- [Task] Present the following entries again, word for word and in full.

━━ Supplied information ━━

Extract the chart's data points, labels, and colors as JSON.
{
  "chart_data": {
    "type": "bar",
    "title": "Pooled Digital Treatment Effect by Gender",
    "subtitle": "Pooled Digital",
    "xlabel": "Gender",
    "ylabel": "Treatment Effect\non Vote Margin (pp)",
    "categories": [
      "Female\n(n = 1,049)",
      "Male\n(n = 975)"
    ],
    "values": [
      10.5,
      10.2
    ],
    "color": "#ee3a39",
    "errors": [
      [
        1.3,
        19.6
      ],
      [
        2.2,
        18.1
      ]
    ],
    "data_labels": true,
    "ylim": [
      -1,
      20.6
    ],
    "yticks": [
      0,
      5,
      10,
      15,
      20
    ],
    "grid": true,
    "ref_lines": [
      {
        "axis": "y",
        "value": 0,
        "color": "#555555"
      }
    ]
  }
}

━━━

- [Exercise response]
Extract the chart's data points, labels, and colors as JSON.
{
  "chart_data": {
    "type": "bar",
    "title": "Pooled Digital Treatment Effect by Gender",
    "subtitle": "Pooled Digital",
    "xlabel": "Gender",
    "ylabel": "Treatment Effect\non Vote Margin (pp)",
    "categories": [
      "Female\n(n = 1,049)",
      "Male\n(n = 975)"
    ],
    "values": [
      10.5,
      10.2
    ],
    "color": "#ee3a39",
    "errors": [
      [
        1.3,
        19.6
      ],
      [
        2.2,
        18.1
      ]
    ],
    "data_labels": true,
    "ylim": [
      -1,
      20.6
    ],
    "yticks": [
      0,
      5,
      10,
      15,
      20
    ],
    "grid": true,
    "ref_lines": [
      {
        "axis": "y",
        "value": 0,
        "color": "#555555"
      }
    ]
  }
}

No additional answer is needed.